Directive: Extract each line where the string "JSON" shows up.

Excerpt from a dataset:

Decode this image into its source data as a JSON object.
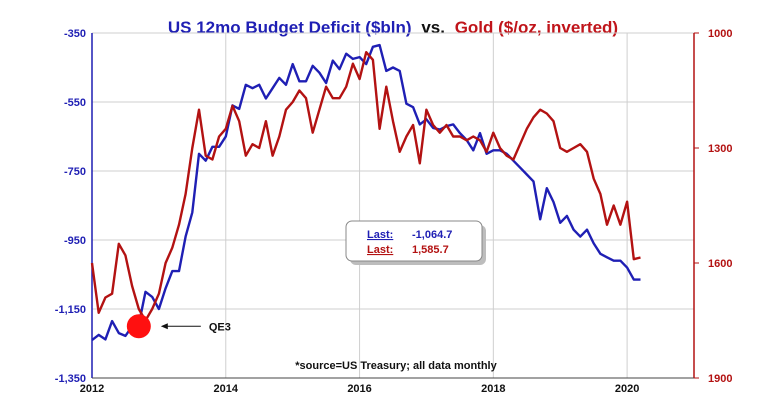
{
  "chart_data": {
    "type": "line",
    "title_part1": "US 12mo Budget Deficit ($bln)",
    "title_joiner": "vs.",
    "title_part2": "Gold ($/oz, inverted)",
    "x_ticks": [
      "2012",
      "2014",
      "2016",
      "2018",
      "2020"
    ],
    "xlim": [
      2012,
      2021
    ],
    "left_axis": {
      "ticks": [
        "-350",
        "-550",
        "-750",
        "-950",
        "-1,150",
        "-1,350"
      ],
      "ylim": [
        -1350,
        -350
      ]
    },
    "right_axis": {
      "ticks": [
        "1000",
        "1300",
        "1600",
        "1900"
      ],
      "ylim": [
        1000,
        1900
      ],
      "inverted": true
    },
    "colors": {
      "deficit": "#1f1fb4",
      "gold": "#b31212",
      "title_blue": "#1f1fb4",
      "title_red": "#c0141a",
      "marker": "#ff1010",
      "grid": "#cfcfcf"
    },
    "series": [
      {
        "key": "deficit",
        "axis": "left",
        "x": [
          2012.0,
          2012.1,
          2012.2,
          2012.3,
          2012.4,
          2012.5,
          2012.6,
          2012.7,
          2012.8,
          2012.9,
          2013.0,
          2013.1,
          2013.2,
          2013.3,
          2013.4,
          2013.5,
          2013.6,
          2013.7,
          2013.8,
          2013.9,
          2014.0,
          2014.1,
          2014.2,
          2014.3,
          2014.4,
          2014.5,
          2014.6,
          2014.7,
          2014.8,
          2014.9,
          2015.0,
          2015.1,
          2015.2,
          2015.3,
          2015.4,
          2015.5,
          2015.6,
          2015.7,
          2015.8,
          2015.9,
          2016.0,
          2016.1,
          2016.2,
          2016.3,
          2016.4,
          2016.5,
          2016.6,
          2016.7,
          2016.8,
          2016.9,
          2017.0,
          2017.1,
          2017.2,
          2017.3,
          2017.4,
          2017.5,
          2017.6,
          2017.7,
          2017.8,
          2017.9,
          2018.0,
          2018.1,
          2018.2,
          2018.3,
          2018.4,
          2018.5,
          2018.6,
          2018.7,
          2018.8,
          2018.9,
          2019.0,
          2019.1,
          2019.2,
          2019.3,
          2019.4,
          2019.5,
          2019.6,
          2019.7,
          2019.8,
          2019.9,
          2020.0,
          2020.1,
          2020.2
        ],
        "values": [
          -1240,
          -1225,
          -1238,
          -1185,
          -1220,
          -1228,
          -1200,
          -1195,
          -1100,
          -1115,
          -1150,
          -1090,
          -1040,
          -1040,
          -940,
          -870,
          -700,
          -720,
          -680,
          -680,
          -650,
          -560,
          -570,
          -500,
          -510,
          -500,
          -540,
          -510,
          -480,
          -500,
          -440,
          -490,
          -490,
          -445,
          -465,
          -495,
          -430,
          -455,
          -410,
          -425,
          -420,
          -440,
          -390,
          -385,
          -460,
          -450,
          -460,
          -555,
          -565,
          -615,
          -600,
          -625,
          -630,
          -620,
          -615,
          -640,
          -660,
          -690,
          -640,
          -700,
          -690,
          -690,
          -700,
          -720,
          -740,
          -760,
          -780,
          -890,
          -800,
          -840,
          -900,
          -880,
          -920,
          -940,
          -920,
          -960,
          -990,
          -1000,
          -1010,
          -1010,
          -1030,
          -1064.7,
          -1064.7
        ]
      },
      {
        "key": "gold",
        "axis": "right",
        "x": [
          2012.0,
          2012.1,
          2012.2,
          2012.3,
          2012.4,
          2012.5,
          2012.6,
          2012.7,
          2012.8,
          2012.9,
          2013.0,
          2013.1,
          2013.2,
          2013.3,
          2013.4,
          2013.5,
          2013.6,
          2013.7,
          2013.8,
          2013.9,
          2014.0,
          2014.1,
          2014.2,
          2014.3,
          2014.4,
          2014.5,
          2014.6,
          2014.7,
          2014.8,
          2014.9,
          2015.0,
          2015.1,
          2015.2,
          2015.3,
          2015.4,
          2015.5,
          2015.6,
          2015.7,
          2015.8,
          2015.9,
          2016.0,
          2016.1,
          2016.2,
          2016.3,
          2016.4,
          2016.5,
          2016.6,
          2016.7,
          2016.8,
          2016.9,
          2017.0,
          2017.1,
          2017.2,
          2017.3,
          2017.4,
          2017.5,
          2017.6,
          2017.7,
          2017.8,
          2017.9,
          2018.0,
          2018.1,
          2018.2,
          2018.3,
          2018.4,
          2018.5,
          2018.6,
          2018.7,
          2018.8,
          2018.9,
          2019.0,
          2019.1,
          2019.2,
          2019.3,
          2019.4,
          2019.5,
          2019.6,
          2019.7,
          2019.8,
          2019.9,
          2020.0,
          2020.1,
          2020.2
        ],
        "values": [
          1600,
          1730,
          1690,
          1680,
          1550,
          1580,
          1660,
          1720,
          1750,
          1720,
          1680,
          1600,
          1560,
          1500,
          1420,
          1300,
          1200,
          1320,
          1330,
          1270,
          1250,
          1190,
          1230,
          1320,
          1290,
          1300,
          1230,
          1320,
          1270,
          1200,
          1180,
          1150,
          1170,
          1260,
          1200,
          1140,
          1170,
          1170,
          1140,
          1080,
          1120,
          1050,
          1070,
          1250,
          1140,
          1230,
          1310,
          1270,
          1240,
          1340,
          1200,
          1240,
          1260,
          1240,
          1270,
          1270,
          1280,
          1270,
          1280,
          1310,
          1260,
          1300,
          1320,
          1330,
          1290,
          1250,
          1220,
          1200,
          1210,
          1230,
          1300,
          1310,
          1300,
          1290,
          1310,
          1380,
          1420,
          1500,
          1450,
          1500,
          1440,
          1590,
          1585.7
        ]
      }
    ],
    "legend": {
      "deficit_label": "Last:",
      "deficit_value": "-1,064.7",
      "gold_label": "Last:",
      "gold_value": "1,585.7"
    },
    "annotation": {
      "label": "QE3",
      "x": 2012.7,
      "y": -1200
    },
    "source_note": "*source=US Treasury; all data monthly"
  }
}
* * *
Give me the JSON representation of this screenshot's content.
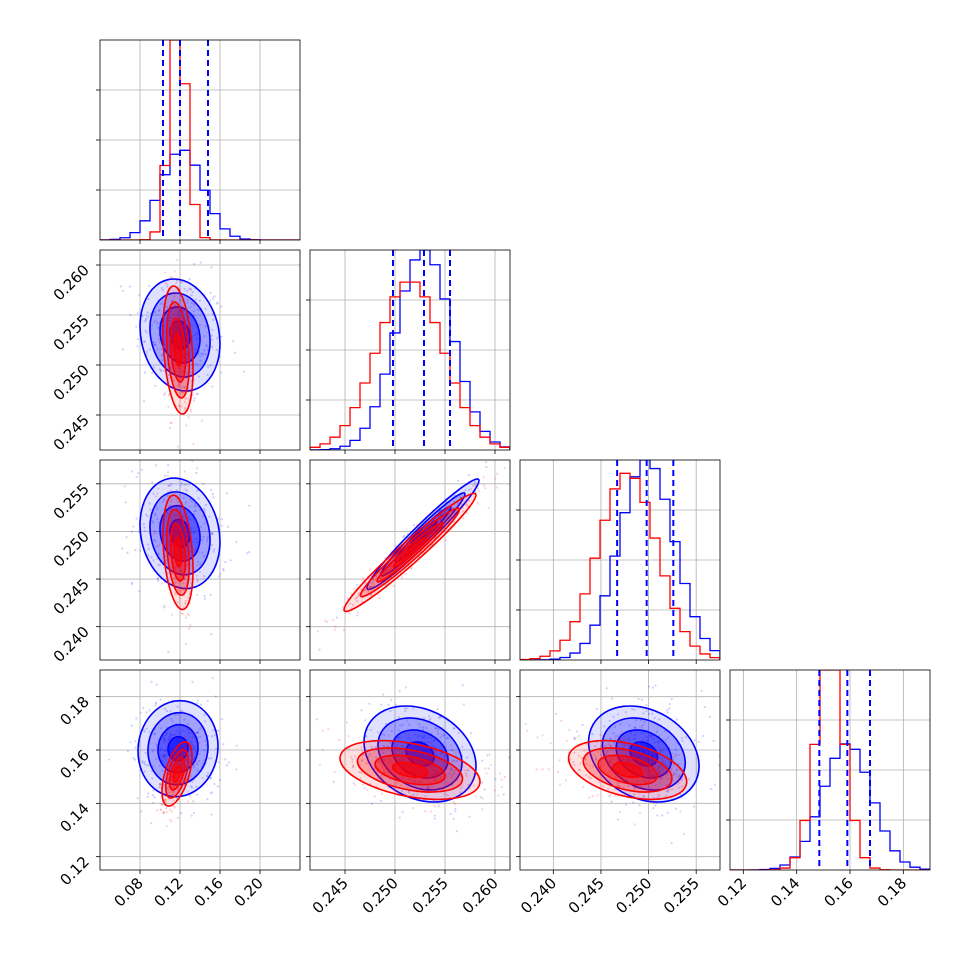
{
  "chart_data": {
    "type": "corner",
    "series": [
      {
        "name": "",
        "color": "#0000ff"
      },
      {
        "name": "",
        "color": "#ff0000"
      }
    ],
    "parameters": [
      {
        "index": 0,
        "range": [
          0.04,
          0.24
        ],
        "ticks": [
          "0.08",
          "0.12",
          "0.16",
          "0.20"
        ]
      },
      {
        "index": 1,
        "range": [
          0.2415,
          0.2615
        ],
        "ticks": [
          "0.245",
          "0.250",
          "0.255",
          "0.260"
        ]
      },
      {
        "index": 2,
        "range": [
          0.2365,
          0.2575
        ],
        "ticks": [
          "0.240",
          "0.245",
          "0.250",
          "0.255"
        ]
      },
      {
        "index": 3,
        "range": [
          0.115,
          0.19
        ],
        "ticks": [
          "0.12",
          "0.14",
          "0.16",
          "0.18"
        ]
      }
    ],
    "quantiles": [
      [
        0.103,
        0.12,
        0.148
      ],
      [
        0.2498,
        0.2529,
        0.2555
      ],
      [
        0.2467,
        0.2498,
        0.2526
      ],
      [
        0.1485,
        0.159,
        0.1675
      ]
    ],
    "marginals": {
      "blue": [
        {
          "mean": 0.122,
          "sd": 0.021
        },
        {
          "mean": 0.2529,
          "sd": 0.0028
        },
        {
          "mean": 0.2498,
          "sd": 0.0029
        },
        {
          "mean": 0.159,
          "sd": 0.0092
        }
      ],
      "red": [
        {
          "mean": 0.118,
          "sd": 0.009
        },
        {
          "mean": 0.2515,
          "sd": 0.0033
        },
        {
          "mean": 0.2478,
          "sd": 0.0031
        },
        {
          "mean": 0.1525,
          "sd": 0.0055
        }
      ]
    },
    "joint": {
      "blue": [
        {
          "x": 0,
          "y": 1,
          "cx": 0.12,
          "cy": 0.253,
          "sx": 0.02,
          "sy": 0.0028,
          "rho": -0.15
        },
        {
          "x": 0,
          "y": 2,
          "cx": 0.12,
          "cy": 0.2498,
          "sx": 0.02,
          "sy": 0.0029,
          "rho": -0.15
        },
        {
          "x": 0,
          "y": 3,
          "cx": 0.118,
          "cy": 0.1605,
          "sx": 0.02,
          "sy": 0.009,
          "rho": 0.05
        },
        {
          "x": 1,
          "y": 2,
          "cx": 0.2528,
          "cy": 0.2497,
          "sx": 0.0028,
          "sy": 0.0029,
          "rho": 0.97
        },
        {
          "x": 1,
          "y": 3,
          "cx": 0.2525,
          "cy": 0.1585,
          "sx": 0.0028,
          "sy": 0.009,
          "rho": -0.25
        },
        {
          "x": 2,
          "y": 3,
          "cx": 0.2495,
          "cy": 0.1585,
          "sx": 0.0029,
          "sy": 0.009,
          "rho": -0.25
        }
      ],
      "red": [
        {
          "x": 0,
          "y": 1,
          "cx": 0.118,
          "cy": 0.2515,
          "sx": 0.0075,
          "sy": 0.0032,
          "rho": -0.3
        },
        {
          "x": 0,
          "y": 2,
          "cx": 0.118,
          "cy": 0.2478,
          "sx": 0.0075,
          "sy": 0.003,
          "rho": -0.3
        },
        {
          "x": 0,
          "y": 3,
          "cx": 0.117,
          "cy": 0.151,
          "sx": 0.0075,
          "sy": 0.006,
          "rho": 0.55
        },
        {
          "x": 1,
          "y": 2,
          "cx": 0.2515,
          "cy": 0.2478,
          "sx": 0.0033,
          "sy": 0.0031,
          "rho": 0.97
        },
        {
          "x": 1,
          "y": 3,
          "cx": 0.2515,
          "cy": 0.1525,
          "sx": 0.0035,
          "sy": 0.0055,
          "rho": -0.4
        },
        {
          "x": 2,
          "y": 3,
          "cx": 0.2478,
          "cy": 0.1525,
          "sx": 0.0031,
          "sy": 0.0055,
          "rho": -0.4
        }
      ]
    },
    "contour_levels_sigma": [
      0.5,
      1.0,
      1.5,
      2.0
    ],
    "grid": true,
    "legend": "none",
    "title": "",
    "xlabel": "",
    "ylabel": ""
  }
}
...
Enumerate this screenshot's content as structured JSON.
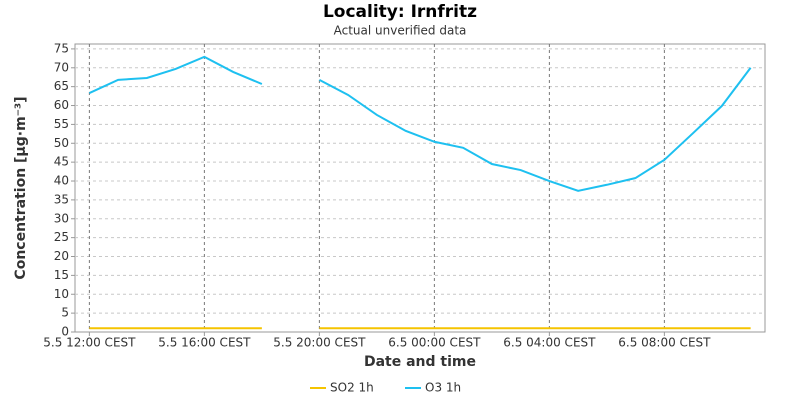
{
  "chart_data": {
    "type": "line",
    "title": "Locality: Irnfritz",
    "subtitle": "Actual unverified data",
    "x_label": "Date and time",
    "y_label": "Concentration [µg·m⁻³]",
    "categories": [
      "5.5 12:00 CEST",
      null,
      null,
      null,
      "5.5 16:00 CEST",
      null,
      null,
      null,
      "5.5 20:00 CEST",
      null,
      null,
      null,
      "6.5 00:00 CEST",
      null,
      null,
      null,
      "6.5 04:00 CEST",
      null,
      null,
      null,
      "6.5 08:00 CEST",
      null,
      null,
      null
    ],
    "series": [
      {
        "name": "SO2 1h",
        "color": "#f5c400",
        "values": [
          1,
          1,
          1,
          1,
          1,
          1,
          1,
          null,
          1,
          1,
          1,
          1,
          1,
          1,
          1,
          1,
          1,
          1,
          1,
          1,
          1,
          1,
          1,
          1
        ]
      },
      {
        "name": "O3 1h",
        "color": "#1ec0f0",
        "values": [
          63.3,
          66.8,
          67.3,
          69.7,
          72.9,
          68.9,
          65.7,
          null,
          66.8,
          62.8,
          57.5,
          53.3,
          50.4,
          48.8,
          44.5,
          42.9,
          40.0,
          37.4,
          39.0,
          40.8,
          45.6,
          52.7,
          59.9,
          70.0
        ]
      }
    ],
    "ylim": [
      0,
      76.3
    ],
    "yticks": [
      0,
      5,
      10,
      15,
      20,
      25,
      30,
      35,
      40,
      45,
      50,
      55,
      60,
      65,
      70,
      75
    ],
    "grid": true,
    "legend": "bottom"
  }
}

Output for this task:
Decode this image into its source data as a JSON object.
Give me the JSON representation of this screenshot's content.
Enumerate this screenshot's content as structured JSON.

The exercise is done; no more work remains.